(Stored records):
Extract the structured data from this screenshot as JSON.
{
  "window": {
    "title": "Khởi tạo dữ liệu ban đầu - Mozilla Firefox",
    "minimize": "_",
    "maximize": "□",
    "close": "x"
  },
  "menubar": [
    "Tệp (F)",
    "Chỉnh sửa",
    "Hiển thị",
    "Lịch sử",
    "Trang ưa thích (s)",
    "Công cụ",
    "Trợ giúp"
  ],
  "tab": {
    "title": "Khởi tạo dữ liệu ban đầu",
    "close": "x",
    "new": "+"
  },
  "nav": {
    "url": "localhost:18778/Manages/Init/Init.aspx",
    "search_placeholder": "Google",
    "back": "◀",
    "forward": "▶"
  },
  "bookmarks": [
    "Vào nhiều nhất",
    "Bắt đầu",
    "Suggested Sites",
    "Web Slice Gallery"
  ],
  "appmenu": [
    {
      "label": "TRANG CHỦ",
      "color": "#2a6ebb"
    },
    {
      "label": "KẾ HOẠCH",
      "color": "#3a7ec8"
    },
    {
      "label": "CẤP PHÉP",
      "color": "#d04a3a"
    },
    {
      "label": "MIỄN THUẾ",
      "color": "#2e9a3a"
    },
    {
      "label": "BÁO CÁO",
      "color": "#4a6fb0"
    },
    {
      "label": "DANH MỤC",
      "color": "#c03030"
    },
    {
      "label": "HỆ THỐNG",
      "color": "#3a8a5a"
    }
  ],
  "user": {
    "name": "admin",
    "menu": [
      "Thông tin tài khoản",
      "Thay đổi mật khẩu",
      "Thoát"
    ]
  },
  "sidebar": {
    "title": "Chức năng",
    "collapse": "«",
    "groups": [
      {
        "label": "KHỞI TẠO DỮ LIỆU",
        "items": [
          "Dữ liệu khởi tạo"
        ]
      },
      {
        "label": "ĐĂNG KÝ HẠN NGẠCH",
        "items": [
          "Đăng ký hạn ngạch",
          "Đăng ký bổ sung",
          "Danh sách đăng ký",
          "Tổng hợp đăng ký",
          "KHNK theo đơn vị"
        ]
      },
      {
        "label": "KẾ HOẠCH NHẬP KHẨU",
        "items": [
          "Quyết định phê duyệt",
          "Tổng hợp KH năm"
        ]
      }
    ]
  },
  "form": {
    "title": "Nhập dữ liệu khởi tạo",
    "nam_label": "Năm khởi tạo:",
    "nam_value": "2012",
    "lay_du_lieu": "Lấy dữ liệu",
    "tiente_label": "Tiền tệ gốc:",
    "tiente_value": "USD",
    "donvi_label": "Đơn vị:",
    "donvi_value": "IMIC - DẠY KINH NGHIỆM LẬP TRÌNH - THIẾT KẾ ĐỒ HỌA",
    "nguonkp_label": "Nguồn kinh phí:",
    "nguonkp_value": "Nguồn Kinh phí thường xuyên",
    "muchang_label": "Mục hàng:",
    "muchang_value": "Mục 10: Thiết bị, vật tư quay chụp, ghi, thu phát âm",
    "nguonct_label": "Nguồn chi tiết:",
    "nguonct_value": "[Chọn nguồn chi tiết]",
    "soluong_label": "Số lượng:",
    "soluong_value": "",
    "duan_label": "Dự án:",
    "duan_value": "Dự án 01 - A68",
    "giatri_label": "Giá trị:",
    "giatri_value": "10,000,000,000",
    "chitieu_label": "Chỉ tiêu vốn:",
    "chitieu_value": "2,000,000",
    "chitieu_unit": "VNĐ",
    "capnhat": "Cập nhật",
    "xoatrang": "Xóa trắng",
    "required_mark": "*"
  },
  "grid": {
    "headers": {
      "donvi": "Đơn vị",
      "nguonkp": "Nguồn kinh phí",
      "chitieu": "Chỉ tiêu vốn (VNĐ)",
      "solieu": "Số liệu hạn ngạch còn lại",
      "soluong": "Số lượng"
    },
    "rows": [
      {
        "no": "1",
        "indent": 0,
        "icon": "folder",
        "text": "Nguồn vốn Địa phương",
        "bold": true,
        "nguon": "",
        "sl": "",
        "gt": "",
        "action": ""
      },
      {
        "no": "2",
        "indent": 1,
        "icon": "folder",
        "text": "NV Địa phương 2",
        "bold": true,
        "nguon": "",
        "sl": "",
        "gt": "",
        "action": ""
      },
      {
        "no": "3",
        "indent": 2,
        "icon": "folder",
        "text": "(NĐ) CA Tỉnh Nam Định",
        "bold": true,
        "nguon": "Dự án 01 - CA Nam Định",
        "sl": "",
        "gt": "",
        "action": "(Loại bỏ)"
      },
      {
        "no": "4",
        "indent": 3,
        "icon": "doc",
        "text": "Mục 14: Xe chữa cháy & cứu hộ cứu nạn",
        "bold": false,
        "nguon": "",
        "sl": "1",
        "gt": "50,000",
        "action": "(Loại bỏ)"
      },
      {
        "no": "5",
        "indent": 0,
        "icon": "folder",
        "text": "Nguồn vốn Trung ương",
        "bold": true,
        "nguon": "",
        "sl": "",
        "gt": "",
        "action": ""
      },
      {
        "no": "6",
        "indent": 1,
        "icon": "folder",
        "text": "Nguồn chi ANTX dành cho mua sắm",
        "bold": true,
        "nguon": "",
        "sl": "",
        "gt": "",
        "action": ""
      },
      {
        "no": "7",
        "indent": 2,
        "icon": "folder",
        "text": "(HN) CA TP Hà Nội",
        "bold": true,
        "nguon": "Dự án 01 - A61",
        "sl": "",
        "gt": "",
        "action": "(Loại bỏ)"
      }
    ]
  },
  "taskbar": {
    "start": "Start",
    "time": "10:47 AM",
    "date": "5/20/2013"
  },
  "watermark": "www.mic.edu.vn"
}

(Aim):
Please set down all the data word for word.

(Final result):
Extract the structured data from this screenshot as JSON.
{
  "window": {
    "title": "Khởi tạo dữ liệu ban đầu - Mozilla Firefox",
    "minimize": "_",
    "maximize": "□",
    "close": "x"
  },
  "menubar": [
    "Tệp (F)",
    "Chỉnh sửa",
    "Hiển thị",
    "Lịch sử",
    "Trang ưa thích (s)",
    "Công cụ",
    "Trợ giúp"
  ],
  "tab": {
    "title": "Khởi tạo dữ liệu ban đầu",
    "close": "x",
    "new": "+"
  },
  "nav": {
    "url": "localhost:18778/Manages/Init/Init.aspx",
    "search_placeholder": "Google",
    "back": "◀",
    "forward": "▶"
  },
  "bookmarks": [
    "Vào nhiều nhất",
    "Bắt đầu",
    "Suggested Sites",
    "Web Slice Gallery"
  ],
  "appmenu": [
    {
      "label": "TRANG CHỦ",
      "color": "#2a6ebb"
    },
    {
      "label": "KẾ HOẠCH",
      "color": "#3a7ec8"
    },
    {
      "label": "CẤP PHÉP",
      "color": "#d04a3a"
    },
    {
      "label": "MIỄN THUẾ",
      "color": "#2e9a3a"
    },
    {
      "label": "BÁO CÁO",
      "color": "#4a6fb0"
    },
    {
      "label": "DANH MỤC",
      "color": "#c03030"
    },
    {
      "label": "HỆ THỐNG",
      "color": "#3a8a5a"
    }
  ],
  "user": {
    "name": "admin",
    "menu": [
      "Thông tin tài khoản",
      "Thay đổi mật khẩu",
      "Thoát"
    ]
  },
  "sidebar": {
    "title": "Chức năng",
    "collapse": "«",
    "groups": [
      {
        "label": "KHỞI TẠO DỮ LIỆU",
        "items": [
          "Dữ liệu khởi tạo"
        ]
      },
      {
        "label": "ĐĂNG KÝ HẠN NGẠCH",
        "items": [
          "Đăng ký hạn ngạch",
          "Đăng ký bổ sung",
          "Danh sách đăng ký",
          "Tổng hợp đăng ký",
          "KHNK theo đơn vị"
        ]
      },
      {
        "label": "KẾ HOẠCH NHẬP KHẨU",
        "items": [
          "Quyết định phê duyệt",
          "Tổng hợp KH năm"
        ]
      }
    ]
  },
  "form": {
    "title": "Nhập dữ liệu khởi tạo",
    "nam_label": "Năm khởi tạo:",
    "nam_value": "2012",
    "lay_du_lieu": "Lấy dữ liệu",
    "tiente_label": "Tiền tệ gốc:",
    "tiente_value": "USD",
    "donvi_label": "Đơn vị:",
    "donvi_value": "IMIC - DẠY KINH NGHIỆM LẬP TRÌNH - THIẾT KẾ ĐỒ HỌA",
    "nguonkp_label": "Nguồn kinh phí:",
    "nguonkp_value": "Nguồn Kinh phí thường xuyên",
    "muchang_label": "Mục hàng:",
    "muchang_value": "Mục 10: Thiết bị, vật tư quay chụp, ghi, thu phát âm",
    "nguonct_label": "Nguồn chi tiết:",
    "nguonct_value": "[Chọn nguồn chi tiết]",
    "soluong_label": "Số lượng:",
    "soluong_value": "",
    "duan_label": "Dự án:",
    "duan_value": "Dự án 01 - A68",
    "giatri_label": "Giá trị:",
    "giatri_value": "10,000,000,000",
    "chitieu_label": "Chỉ tiêu vốn:",
    "chitieu_value": "2,000,000",
    "chitieu_unit": "VNĐ",
    "capnhat": "Cập nhật",
    "xoatrang": "Xóa trắng",
    "required_mark": "*"
  },
  "grid": {
    "headers": {
      "donvi": "Đơn vị",
      "nguonkp": "Nguồn kinh phí",
      "chitieu": "Chỉ tiêu vốn (VNĐ)",
      "solieu": "Số liệu hạn ngạch còn lại",
      "soluong": "Số lượng"
    },
    "rows": [
      {
        "no": "1",
        "indent": 0,
        "icon": "folder",
        "text": "Nguồn vốn Địa phương",
        "bold": true,
        "nguon": "",
        "sl": "",
        "gt": "",
        "action": ""
      },
      {
        "no": "2",
        "indent": 1,
        "icon": "folder",
        "text": "NV Địa phương 2",
        "bold": true,
        "nguon": "",
        "sl": "",
        "gt": "",
        "action": ""
      },
      {
        "no": "3",
        "indent": 2,
        "icon": "folder",
        "text": "(NĐ) CA Tỉnh Nam Định",
        "bold": true,
        "nguon": "Dự án 01 - CA Nam Định",
        "sl": "",
        "gt": "",
        "action": "(Loại bỏ)"
      },
      {
        "no": "4",
        "indent": 3,
        "icon": "doc",
        "text": "Mục 14: Xe chữa cháy & cứu hộ cứu nạn",
        "bold": false,
        "nguon": "",
        "sl": "1",
        "gt": "50,000",
        "action": "(Loại bỏ)"
      },
      {
        "no": "5",
        "indent": 0,
        "icon": "folder",
        "text": "Nguồn vốn Trung ương",
        "bold": true,
        "nguon": "",
        "sl": "",
        "gt": "",
        "action": ""
      },
      {
        "no": "6",
        "indent": 1,
        "icon": "folder",
        "text": "Nguồn chi ANTX dành cho mua sắm",
        "bold": true,
        "nguon": "",
        "sl": "",
        "gt": "",
        "action": ""
      },
      {
        "no": "7",
        "indent": 2,
        "icon": "folder",
        "text": "(HN) CA TP Hà Nội",
        "bold": true,
        "nguon": "Dự án 01 - A61",
        "sl": "",
        "gt": "",
        "action": "(Loại bỏ)"
      }
    ]
  },
  "taskbar": {
    "start": "Start",
    "time": "10:47 AM",
    "date": "5/20/2013"
  },
  "watermark": "www.mic.edu.vn"
}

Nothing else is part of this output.